• _Exercise goal_: Copy every record exactly, and keep the pictures out.

• _Data for the task_:
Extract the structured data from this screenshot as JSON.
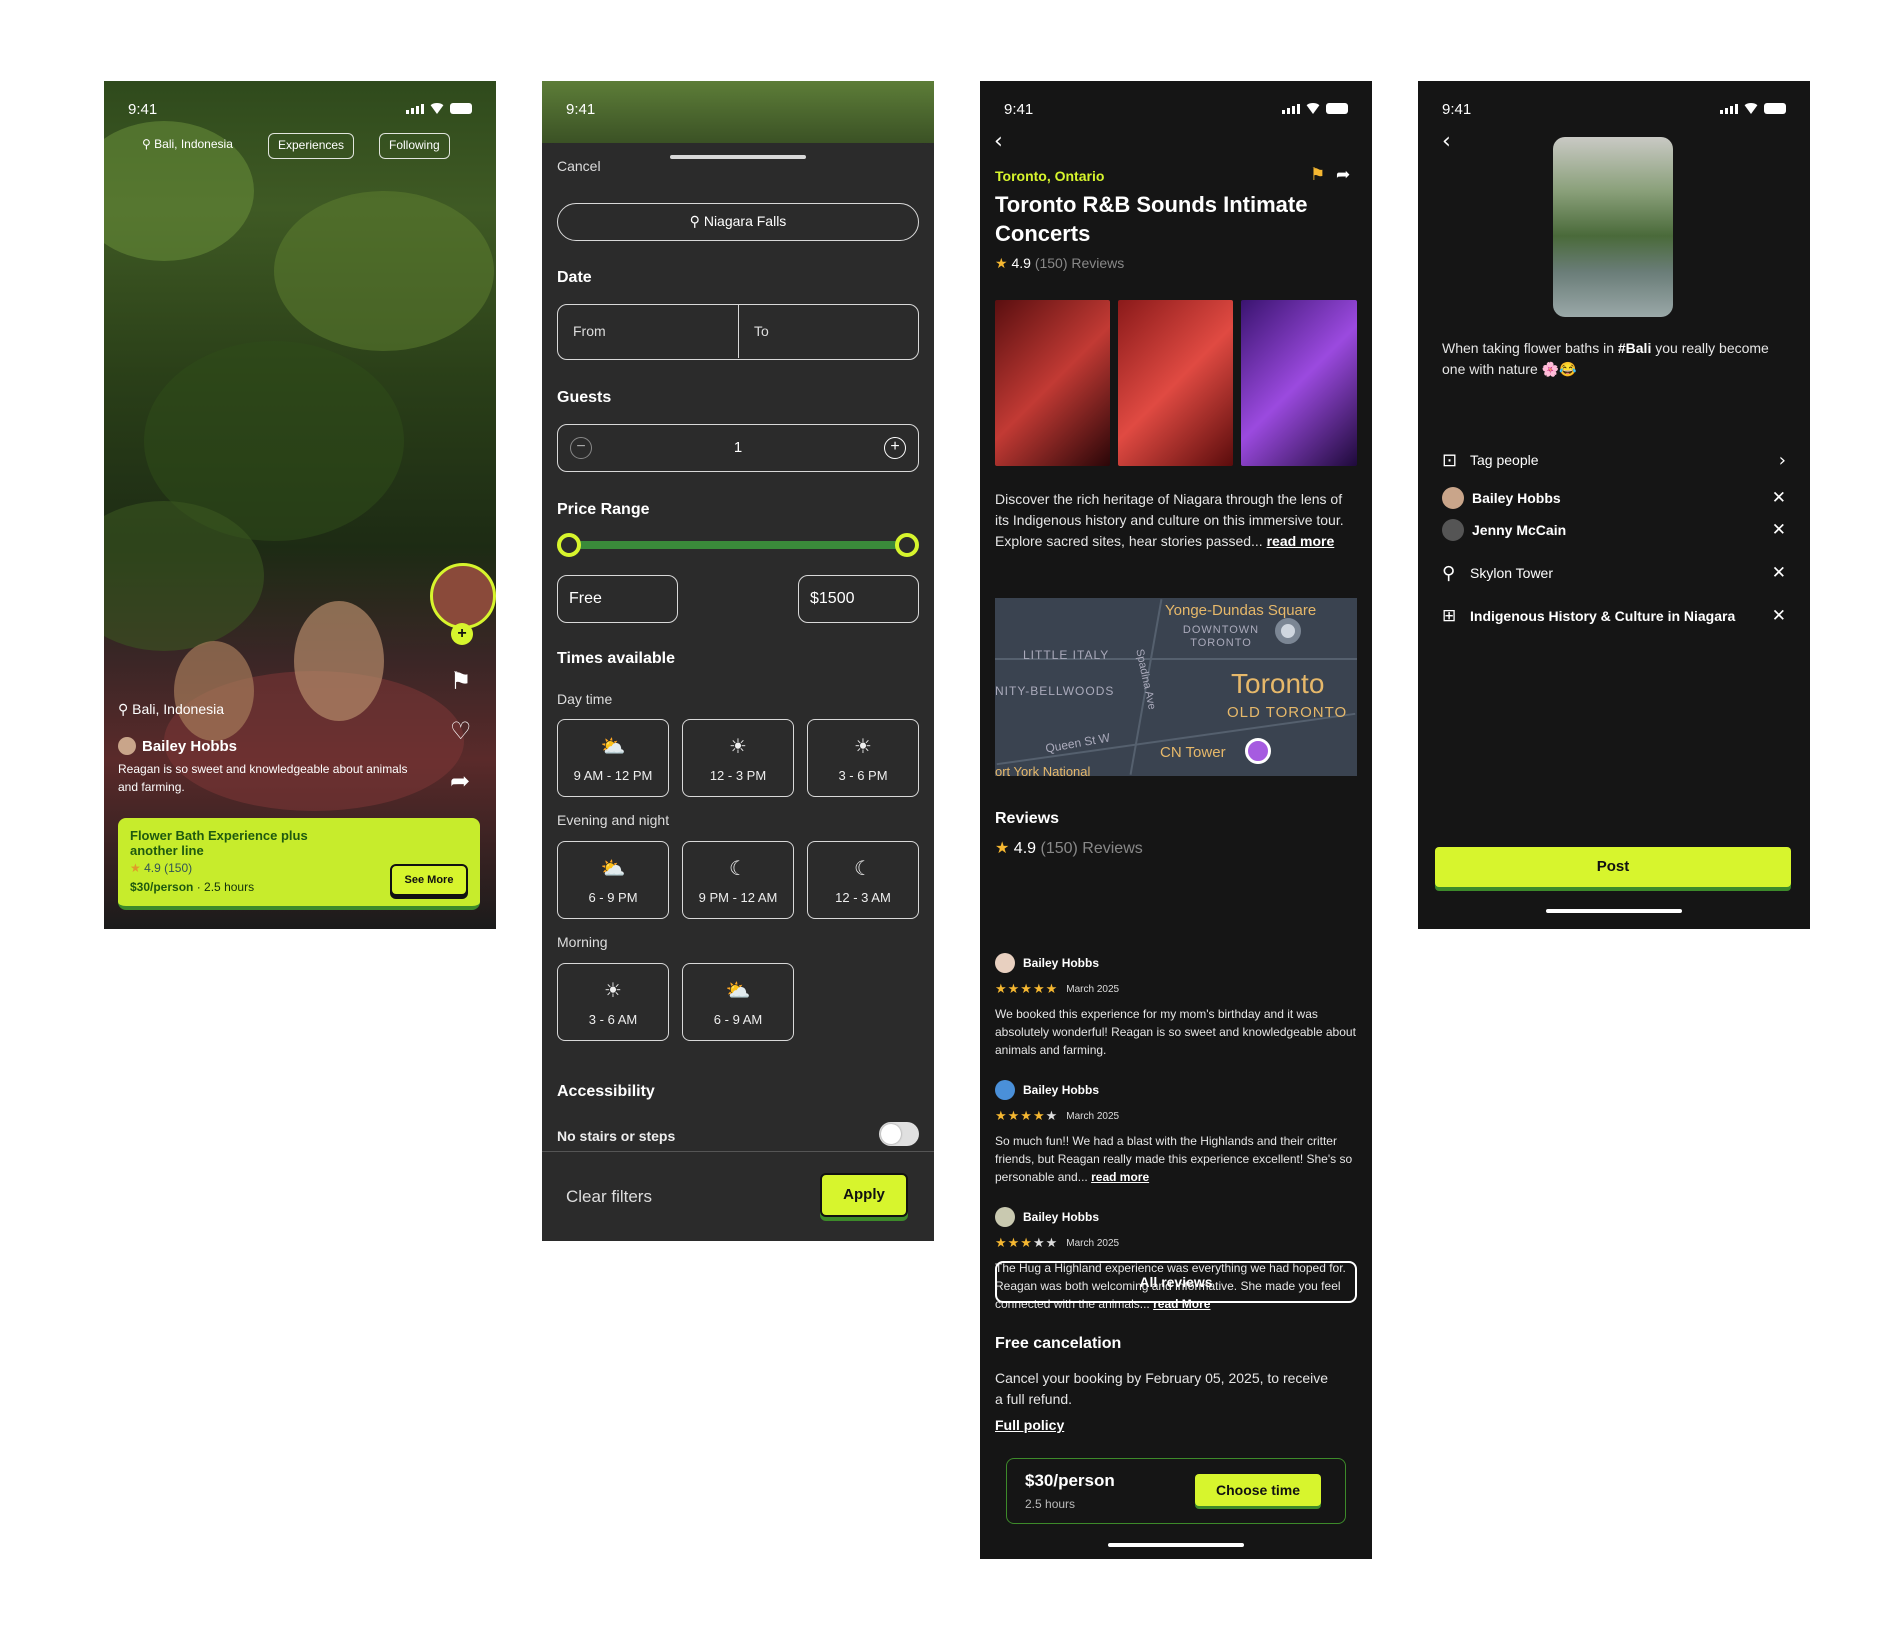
{
  "screen1": {
    "time": "9:41",
    "chips": [
      "Bali, Indonesia",
      "Experiences",
      "Following"
    ],
    "location": "Bali, Indonesia",
    "user": "Bailey Hobbs",
    "caption": "Reagan is so sweet and knowledgeable about animals and farming.",
    "card": {
      "title": "Flower Bath Experience plus another line",
      "rating": "4.9 (150)",
      "price": "$30/person",
      "duration": "2.5 hours",
      "button": "See More"
    }
  },
  "screen2": {
    "time": "9:41",
    "cancel": "Cancel",
    "location": "Niagara Falls",
    "date_label": "Date",
    "from": "From",
    "to": "To",
    "guests_label": "Guests",
    "guests_value": "1",
    "price_label": "Price Range",
    "price_min": "Free",
    "price_max": "$1500",
    "times_label": "Times available",
    "day_label": "Day time",
    "day_slots": [
      "9 AM - 12 PM",
      "12 - 3 PM",
      "3 - 6 PM"
    ],
    "evening_label": "Evening and night",
    "evening_slots": [
      "6 - 9 PM",
      "9 PM - 12 AM",
      "12 - 3 AM"
    ],
    "morning_label": "Morning",
    "morning_slots": [
      "3 - 6 AM",
      "6 - 9 AM"
    ],
    "access_label": "Accessibility",
    "access_option": "No stairs or steps",
    "clear": "Clear  filters",
    "apply": "Apply"
  },
  "screen3": {
    "time": "9:41",
    "location": "Toronto, Ontario",
    "title": "Toronto R&B Sounds Intimate Concerts",
    "rating": "4.9",
    "reviews_count": "(150) Reviews",
    "description": "Discover the rich heritage of Niagara through the lens of its Indigenous history and culture on this immersive tour. Explore sacred sites, hear stories passed...",
    "read_more": "read more",
    "map": {
      "labels": [
        "Yonge-Dundas Square",
        "DOWNTOWN TORONTO",
        "LITTLE ITALY",
        "NITY-BELLWOODS",
        "Toronto",
        "OLD TORONTO",
        "Spadina Ave",
        "Queen St W",
        "CN Tower",
        "ort York National"
      ]
    },
    "reviews_title": "Reviews",
    "reviews_rating": "4.9",
    "reviews_count2": "(150) Reviews",
    "reviews": [
      {
        "name": "Bailey Hobbs",
        "date": "March 2025",
        "stars": 5,
        "text": "We booked this experience for my mom's birthday and it was absolutely wonderful! Reagan is so sweet and knowledgeable about animals and farming.",
        "more": ""
      },
      {
        "name": "Bailey Hobbs",
        "date": "March 2025",
        "stars": 4,
        "text": "So much fun!!  We had a blast with the Highlands and their critter friends, but Reagan really made this experience excellent!  She's so personable and...",
        "more": "read more"
      },
      {
        "name": "Bailey Hobbs",
        "date": "March 2025",
        "stars": 3,
        "text": "The Hug a Highland experience was everything we had hoped for. Reagan was both welcoming and informative. She made you feel connected with the animals...",
        "more": "read More"
      }
    ],
    "all_reviews": "All reviews",
    "cancel_title": "Free cancelation",
    "cancel_text": "Cancel your booking by February 05, 2025, to receive a full refund.",
    "full_policy": "Full policy",
    "price": "$30/person",
    "duration": "2.5 hours",
    "choose": "Choose time"
  },
  "screen4": {
    "time": "9:41",
    "caption_pre": "When taking flower baths in ",
    "caption_tag": "#Bali",
    "caption_post": " you really become one with nature 🌸😂",
    "tag_people": "Tag people",
    "people": [
      "Bailey Hobbs",
      "Jenny McCain"
    ],
    "place": "Skylon Tower",
    "experience": "Indigenous History & Culture in Niagara",
    "post": "Post"
  },
  "colors": {
    "accent": "#d7f52d",
    "accent_green": "#3d8a2a",
    "star": "#f5b731",
    "bg_dark": "#151515",
    "sheet": "#2b2b2b"
  }
}
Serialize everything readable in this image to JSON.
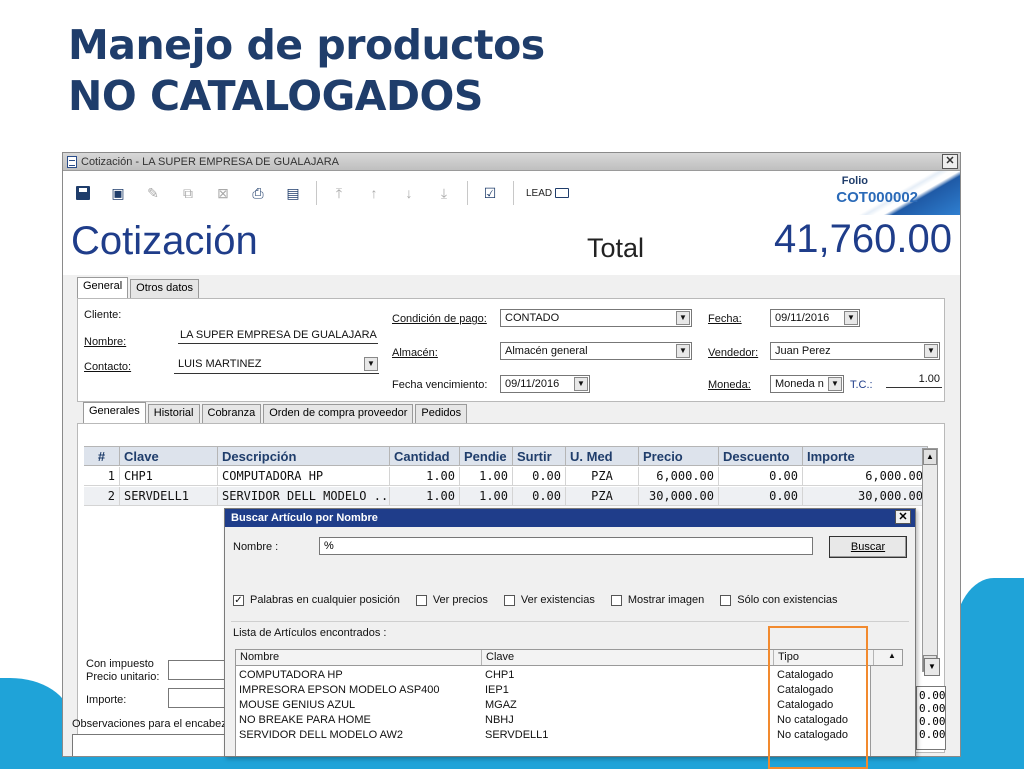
{
  "slide": {
    "title_line1": "Manejo de productos",
    "title_line2": "NO CATALOGADOS"
  },
  "window": {
    "title": "Cotización - LA SUPER EMPRESA DE GUALAJARA",
    "close": "✕"
  },
  "toolbar": {
    "lead_label": "LEAD",
    "folio_label": "Folio",
    "folio_value": "COT000002"
  },
  "header": {
    "doc_title": "Cotización",
    "total_label": "Total",
    "total_value": "41,760.00"
  },
  "tabs_top": [
    "General",
    "Otros datos"
  ],
  "form": {
    "cliente_label": "Cliente:",
    "nombre_label": "Nombre:",
    "nombre_value": "LA SUPER EMPRESA DE GUALAJARA",
    "contacto_label": "Contacto:",
    "contacto_value": "LUIS MARTINEZ",
    "condicion_label": "Condición de pago:",
    "condicion_value": "CONTADO",
    "almacen_label": "Almacén:",
    "almacen_value": "Almacén general",
    "fecha_venc_label": "Fecha vencimiento:",
    "fecha_venc_value": "09/11/2016",
    "fecha_label": "Fecha:",
    "fecha_value": "09/11/2016",
    "vendedor_label": "Vendedor:",
    "vendedor_value": "Juan Perez",
    "moneda_label": "Moneda:",
    "moneda_value": "Moneda n",
    "tc_label": "T.C.:",
    "tc_value": "1.00"
  },
  "tabs_mid": [
    "Generales",
    "Historial",
    "Cobranza",
    "Orden de compra proveedor",
    "Pedidos"
  ],
  "grid": {
    "headers": [
      "#",
      "Clave",
      "Descripción",
      "Cantidad",
      "Pendie",
      "Surtir",
      "U. Med",
      "Precio",
      "Descuento",
      "Importe"
    ],
    "rows": [
      [
        "1",
        "CHP1",
        "COMPUTADORA HP",
        "1.00",
        "1.00",
        "0.00",
        "PZA",
        "6,000.00",
        "0.00",
        "6,000.00"
      ],
      [
        "2",
        "SERVDELL1",
        "SERVIDOR DELL MODELO ...",
        "1.00",
        "1.00",
        "0.00",
        "PZA",
        "30,000.00",
        "0.00",
        "30,000.00"
      ]
    ]
  },
  "bottom": {
    "con_impuesto": "Con impuesto",
    "precio_unitario": "Precio unitario:",
    "importe": "Importe:",
    "observaciones": "Observaciones para el encabez",
    "right_values": [
      "0.00",
      "0.00",
      "0.00",
      "0.00"
    ]
  },
  "dialog": {
    "title": "Buscar Artículo por Nombre",
    "close": "✕",
    "nombre_label": "Nombre :",
    "nombre_value": "%",
    "buscar_label": "Buscar",
    "checks": [
      {
        "label": "Palabras en cualquier posición",
        "checked": true
      },
      {
        "label": "Ver precios",
        "checked": false
      },
      {
        "label": "Ver existencias",
        "checked": false
      },
      {
        "label": "Mostrar imagen",
        "checked": false
      },
      {
        "label": "Sólo con existencias",
        "checked": false
      }
    ],
    "list_label": "Lista de Artículos encontrados :",
    "list_headers": [
      "Nombre",
      "Clave",
      "Tipo"
    ],
    "list_rows": [
      [
        "COMPUTADORA HP",
        "CHP1",
        "Catalogado"
      ],
      [
        "IMPRESORA EPSON MODELO ASP400",
        "IEP1",
        "Catalogado"
      ],
      [
        "MOUSE GENIUS AZUL",
        "MGAZ",
        "Catalogado"
      ],
      [
        "NO BREAKE PARA HOME",
        "NBHJ",
        "No catalogado"
      ],
      [
        "SERVIDOR DELL MODELO AW2",
        "SERVDELL1",
        "No catalogado"
      ]
    ]
  },
  "colors": {
    "title_blue": "#1f3d6b",
    "accent_cyan": "#1fa3d8",
    "highlight_orange": "#f28a2e",
    "dialog_title_bg": "#1f3d8a"
  }
}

• _Response_:
Extract the structured data from this screenshot as JSON.
{
  "screen1": {
    "time": "9:41",
    "chips": [
      "Bali, Indonesia",
      "Experiences",
      "Following"
    ],
    "location": "Bali, Indonesia",
    "user": "Bailey Hobbs",
    "caption": "Reagan is so sweet and knowledgeable about animals and farming.",
    "card": {
      "title": "Flower Bath Experience plus another line",
      "rating": "4.9 (150)",
      "price": "$30/person",
      "duration": "2.5 hours",
      "button": "See More"
    }
  },
  "screen2": {
    "time": "9:41",
    "cancel": "Cancel",
    "location": "Niagara Falls",
    "date_label": "Date",
    "from": "From",
    "to": "To",
    "guests_label": "Guests",
    "guests_value": "1",
    "price_label": "Price Range",
    "price_min": "Free",
    "price_max": "$1500",
    "times_label": "Times available",
    "day_label": "Day time",
    "day_slots": [
      "9 AM - 12 PM",
      "12 - 3 PM",
      "3 - 6 PM"
    ],
    "evening_label": "Evening and night",
    "evening_slots": [
      "6 - 9 PM",
      "9 PM - 12 AM",
      "12 - 3 AM"
    ],
    "morning_label": "Morning",
    "morning_slots": [
      "3 - 6 AM",
      "6 - 9 AM"
    ],
    "access_label": "Accessibility",
    "access_option": "No stairs or steps",
    "clear": "Clear  filters",
    "apply": "Apply"
  },
  "screen3": {
    "time": "9:41",
    "location": "Toronto, Ontario",
    "title": "Toronto R&B Sounds Intimate Concerts",
    "rating": "4.9",
    "reviews_count": "(150) Reviews",
    "description": "Discover the rich heritage of Niagara through the lens of its Indigenous history and culture on this immersive tour. Explore sacred sites, hear stories passed...",
    "read_more": "read more",
    "map": {
      "labels": [
        "Yonge-Dundas Square",
        "DOWNTOWN TORONTO",
        "LITTLE ITALY",
        "NITY-BELLWOODS",
        "Toronto",
        "OLD TORONTO",
        "Spadina Ave",
        "Queen St W",
        "CN Tower",
        "ort York National"
      ]
    },
    "reviews_title": "Reviews",
    "reviews_rating": "4.9",
    "reviews_count2": "(150) Reviews",
    "reviews": [
      {
        "name": "Bailey Hobbs",
        "date": "March 2025",
        "stars": 5,
        "text": "We booked this experience for my mom's birthday and it was absolutely wonderful! Reagan is so sweet and knowledgeable about animals and farming.",
        "more": ""
      },
      {
        "name": "Bailey Hobbs",
        "date": "March 2025",
        "stars": 4,
        "text": "So much fun!!  We had a blast with the Highlands and their critter friends, but Reagan really made this experience excellent!  She's so personable and...",
        "more": "read more"
      },
      {
        "name": "Bailey Hobbs",
        "date": "March 2025",
        "stars": 3,
        "text": "The Hug a Highland experience was everything we had hoped for. Reagan was both welcoming and informative. She made you feel connected with the animals...",
        "more": "read More"
      }
    ],
    "all_reviews": "All reviews",
    "cancel_title": "Free cancelation",
    "cancel_text": "Cancel your booking by February 05, 2025, to receive a full refund.",
    "full_policy": "Full policy",
    "price": "$30/person",
    "duration": "2.5 hours",
    "choose": "Choose time"
  },
  "screen4": {
    "time": "9:41",
    "caption_pre": "When taking flower baths in ",
    "caption_tag": "#Bali",
    "caption_post": " you really become one with nature 🌸😂",
    "tag_people": "Tag people",
    "people": [
      "Bailey Hobbs",
      "Jenny McCain"
    ],
    "place": "Skylon Tower",
    "experience": "Indigenous History & Culture in Niagara",
    "post": "Post"
  },
  "colors": {
    "accent": "#d7f52d",
    "accent_green": "#3d8a2a",
    "star": "#f5b731",
    "bg_dark": "#151515",
    "sheet": "#2b2b2b"
  }
}
Serialize everything readable in this image to JSON.
{
  "slide": {
    "title_line1": "Manejo de productos",
    "title_line2": "NO CATALOGADOS"
  },
  "window": {
    "title": "Cotización - LA SUPER EMPRESA DE GUALAJARA",
    "close": "✕"
  },
  "toolbar": {
    "lead_label": "LEAD",
    "folio_label": "Folio",
    "folio_value": "COT000002"
  },
  "header": {
    "doc_title": "Cotización",
    "total_label": "Total",
    "total_value": "41,760.00"
  },
  "tabs_top": [
    "General",
    "Otros datos"
  ],
  "form": {
    "cliente_label": "Cliente:",
    "nombre_label": "Nombre:",
    "nombre_value": "LA SUPER EMPRESA DE GUALAJARA",
    "contacto_label": "Contacto:",
    "contacto_value": "LUIS MARTINEZ",
    "condicion_label": "Condición de pago:",
    "condicion_value": "CONTADO",
    "almacen_label": "Almacén:",
    "almacen_value": "Almacén general",
    "fecha_venc_label": "Fecha vencimiento:",
    "fecha_venc_value": "09/11/2016",
    "fecha_label": "Fecha:",
    "fecha_value": "09/11/2016",
    "vendedor_label": "Vendedor:",
    "vendedor_value": "Juan Perez",
    "moneda_label": "Moneda:",
    "moneda_value": "Moneda n",
    "tc_label": "T.C.:",
    "tc_value": "1.00"
  },
  "tabs_mid": [
    "Generales",
    "Historial",
    "Cobranza",
    "Orden de compra proveedor",
    "Pedidos"
  ],
  "grid": {
    "headers": [
      "#",
      "Clave",
      "Descripción",
      "Cantidad",
      "Pendie",
      "Surtir",
      "U. Med",
      "Precio",
      "Descuento",
      "Importe"
    ],
    "rows": [
      [
        "1",
        "CHP1",
        "COMPUTADORA HP",
        "1.00",
        "1.00",
        "0.00",
        "PZA",
        "6,000.00",
        "0.00",
        "6,000.00"
      ],
      [
        "2",
        "SERVDELL1",
        "SERVIDOR DELL MODELO ...",
        "1.00",
        "1.00",
        "0.00",
        "PZA",
        "30,000.00",
        "0.00",
        "30,000.00"
      ]
    ]
  },
  "bottom": {
    "con_impuesto": "Con impuesto",
    "precio_unitario": "Precio unitario:",
    "importe": "Importe:",
    "observaciones": "Observaciones para el encabez",
    "right_values": [
      "0.00",
      "0.00",
      "0.00",
      "0.00"
    ]
  },
  "dialog": {
    "title": "Buscar Artículo por Nombre",
    "close": "✕",
    "nombre_label": "Nombre :",
    "nombre_value": "%",
    "buscar_label": "Buscar",
    "checks": [
      {
        "label": "Palabras en cualquier posición",
        "checked": true
      },
      {
        "label": "Ver precios",
        "checked": false
      },
      {
        "label": "Ver existencias",
        "checked": false
      },
      {
        "label": "Mostrar imagen",
        "checked": false
      },
      {
        "label": "Sólo con existencias",
        "checked": false
      }
    ],
    "list_label": "Lista de Artículos encontrados :",
    "list_headers": [
      "Nombre",
      "Clave",
      "Tipo"
    ],
    "list_rows": [
      [
        "COMPUTADORA HP",
        "CHP1",
        "Catalogado"
      ],
      [
        "IMPRESORA EPSON MODELO ASP400",
        "IEP1",
        "Catalogado"
      ],
      [
        "MOUSE GENIUS AZUL",
        "MGAZ",
        "Catalogado"
      ],
      [
        "NO BREAKE PARA HOME",
        "NBHJ",
        "No catalogado"
      ],
      [
        "SERVIDOR DELL MODELO AW2",
        "SERVDELL1",
        "No catalogado"
      ]
    ]
  },
  "colors": {
    "title_blue": "#1f3d6b",
    "accent_cyan": "#1fa3d8",
    "highlight_orange": "#f28a2e",
    "dialog_title_bg": "#1f3d8a"
  }
}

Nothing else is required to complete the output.